== WHAT IS REQUIRED ==
Identify each line below that contains the word "swing", and copy it out.
## begin RECORDS FOR THIS TASK
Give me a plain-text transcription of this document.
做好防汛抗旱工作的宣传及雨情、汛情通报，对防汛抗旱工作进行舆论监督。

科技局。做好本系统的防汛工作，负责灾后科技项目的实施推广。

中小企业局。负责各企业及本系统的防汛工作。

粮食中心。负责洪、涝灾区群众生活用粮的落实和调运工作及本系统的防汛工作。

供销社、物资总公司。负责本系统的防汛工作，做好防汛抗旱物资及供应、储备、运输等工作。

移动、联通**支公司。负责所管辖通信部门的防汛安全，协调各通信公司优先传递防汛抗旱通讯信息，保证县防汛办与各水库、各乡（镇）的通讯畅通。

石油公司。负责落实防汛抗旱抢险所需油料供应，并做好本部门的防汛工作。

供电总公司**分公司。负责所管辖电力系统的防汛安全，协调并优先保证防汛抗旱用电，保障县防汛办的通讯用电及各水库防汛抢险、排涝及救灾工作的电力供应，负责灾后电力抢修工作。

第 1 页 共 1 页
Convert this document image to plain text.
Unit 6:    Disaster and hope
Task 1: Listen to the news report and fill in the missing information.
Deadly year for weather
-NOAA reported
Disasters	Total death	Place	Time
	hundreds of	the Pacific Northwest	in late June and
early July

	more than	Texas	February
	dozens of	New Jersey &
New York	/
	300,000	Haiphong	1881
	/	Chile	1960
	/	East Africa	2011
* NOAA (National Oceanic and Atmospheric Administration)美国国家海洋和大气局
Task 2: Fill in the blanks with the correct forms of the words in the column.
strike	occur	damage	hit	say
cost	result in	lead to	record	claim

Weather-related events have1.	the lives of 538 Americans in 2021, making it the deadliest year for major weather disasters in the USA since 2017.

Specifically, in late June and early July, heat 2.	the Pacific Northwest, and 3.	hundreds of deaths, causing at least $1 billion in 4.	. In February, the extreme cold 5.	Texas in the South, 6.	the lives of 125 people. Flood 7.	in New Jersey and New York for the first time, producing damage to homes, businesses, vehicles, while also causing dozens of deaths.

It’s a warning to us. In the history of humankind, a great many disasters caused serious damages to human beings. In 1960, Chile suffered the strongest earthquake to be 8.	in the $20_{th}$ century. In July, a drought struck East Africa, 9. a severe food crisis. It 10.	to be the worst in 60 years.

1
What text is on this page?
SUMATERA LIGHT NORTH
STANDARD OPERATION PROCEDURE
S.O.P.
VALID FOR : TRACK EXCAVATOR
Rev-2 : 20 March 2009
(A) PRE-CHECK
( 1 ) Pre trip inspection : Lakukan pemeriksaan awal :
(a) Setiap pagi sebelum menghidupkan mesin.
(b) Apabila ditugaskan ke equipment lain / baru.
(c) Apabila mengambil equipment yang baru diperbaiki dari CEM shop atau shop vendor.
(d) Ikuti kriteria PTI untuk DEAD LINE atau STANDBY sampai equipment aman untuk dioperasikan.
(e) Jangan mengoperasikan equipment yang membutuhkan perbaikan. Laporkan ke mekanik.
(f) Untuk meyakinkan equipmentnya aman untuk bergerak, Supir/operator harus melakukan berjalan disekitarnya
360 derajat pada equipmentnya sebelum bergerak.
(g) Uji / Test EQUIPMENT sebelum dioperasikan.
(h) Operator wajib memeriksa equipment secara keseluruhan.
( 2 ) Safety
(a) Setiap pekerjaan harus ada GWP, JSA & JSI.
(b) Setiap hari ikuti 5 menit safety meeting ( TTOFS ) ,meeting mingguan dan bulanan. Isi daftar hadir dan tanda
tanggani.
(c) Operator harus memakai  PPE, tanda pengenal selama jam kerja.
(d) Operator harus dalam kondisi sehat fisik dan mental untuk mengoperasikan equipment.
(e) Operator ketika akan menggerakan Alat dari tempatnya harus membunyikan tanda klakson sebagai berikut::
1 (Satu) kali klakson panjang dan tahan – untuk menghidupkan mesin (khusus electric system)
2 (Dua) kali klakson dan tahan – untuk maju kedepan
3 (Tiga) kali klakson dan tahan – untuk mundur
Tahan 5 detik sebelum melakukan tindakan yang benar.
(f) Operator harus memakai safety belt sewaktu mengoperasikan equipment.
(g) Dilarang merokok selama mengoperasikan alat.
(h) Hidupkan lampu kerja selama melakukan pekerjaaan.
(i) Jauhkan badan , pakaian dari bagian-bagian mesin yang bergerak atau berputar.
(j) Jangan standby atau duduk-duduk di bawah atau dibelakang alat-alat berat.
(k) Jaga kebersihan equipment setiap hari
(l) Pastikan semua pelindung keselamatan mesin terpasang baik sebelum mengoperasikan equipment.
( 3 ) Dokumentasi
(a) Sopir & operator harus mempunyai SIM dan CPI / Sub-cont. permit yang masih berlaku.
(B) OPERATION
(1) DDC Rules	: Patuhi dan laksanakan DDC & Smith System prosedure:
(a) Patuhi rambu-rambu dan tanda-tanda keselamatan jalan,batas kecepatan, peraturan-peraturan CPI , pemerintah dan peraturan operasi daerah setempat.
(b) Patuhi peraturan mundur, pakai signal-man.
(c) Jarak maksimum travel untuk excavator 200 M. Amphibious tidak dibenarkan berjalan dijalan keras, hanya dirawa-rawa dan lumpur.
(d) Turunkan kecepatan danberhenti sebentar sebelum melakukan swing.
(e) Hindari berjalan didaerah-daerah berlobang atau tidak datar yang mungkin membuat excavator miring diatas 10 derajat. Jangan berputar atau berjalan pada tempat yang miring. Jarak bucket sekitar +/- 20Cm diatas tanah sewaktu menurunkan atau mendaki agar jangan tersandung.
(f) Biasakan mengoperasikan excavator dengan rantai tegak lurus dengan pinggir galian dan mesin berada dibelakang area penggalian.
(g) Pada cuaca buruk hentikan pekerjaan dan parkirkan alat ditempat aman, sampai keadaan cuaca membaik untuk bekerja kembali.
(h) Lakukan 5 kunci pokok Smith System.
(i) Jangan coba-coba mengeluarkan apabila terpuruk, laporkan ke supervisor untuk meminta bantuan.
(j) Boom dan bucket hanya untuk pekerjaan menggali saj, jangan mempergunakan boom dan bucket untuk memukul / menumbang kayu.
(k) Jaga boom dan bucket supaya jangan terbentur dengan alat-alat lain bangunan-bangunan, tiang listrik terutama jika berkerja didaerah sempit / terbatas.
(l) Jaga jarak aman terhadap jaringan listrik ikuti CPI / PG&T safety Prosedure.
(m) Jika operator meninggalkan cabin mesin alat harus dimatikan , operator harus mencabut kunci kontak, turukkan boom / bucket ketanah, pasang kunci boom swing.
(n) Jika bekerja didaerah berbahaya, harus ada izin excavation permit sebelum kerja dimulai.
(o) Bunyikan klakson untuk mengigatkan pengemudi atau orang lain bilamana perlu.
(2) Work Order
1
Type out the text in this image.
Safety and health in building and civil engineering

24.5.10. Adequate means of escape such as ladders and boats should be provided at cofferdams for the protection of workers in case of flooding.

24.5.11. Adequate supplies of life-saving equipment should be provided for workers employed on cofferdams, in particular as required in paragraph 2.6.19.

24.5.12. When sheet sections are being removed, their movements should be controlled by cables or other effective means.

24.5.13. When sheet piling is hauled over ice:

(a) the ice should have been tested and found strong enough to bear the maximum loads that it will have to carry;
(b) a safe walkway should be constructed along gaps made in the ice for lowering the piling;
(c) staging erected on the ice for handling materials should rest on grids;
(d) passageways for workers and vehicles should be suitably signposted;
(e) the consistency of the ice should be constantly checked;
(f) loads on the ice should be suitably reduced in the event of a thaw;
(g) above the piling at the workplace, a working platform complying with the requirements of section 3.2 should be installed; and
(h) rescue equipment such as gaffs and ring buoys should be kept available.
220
## end RECORDS FOR THIS TASK
== EXERCISE OUTPUT ==
(d) Turunkan kecepatan danberhenti sebentar sebelum melakukan swing.
(m) Jika operator meninggalkan cabin mesin alat harus dimatikan , operator harus mencabut kunci kontak, turukkan boom / bucket ketanah, pasang kunci boom swing.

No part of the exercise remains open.